- _Short task_
Your answer should be a single number: how many lines in the data below hold the string "JSON".

(Extracted records)
# # # #
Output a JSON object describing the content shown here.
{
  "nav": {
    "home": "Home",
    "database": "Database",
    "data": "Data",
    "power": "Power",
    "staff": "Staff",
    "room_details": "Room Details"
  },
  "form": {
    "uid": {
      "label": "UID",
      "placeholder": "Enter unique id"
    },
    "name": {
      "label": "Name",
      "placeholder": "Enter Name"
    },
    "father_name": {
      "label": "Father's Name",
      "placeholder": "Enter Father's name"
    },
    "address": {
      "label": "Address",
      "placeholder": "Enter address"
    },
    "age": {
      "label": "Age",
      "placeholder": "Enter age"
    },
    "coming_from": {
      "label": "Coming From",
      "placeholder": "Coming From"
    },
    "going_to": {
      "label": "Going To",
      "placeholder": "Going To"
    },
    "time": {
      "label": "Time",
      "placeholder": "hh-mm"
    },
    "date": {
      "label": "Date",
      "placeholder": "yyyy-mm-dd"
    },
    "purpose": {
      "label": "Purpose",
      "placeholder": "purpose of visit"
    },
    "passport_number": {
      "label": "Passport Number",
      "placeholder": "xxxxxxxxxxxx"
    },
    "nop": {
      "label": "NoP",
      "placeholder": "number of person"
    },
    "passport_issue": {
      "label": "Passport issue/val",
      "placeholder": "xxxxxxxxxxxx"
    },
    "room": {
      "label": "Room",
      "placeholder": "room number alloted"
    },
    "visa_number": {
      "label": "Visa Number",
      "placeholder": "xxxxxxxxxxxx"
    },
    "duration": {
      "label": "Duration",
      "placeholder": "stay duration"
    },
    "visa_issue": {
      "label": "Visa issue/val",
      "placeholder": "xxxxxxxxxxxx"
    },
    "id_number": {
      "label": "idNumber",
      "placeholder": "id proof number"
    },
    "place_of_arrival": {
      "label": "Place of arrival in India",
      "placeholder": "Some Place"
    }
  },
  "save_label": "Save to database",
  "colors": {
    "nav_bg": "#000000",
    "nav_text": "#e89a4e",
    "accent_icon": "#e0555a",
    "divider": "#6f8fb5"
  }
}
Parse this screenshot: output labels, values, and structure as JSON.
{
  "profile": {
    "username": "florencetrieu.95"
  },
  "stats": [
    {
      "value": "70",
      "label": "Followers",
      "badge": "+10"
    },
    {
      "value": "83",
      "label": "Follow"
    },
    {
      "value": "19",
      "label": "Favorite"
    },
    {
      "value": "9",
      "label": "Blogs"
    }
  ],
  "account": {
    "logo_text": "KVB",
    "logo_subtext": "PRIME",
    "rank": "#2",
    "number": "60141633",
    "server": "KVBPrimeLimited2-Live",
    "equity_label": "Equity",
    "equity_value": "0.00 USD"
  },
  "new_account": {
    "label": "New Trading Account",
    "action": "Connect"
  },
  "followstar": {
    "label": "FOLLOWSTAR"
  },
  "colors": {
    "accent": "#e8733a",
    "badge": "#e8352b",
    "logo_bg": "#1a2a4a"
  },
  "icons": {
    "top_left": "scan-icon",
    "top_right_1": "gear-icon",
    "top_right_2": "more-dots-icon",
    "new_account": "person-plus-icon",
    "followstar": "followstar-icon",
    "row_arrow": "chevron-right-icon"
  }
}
# # # #
- _Solution to the exercise_
2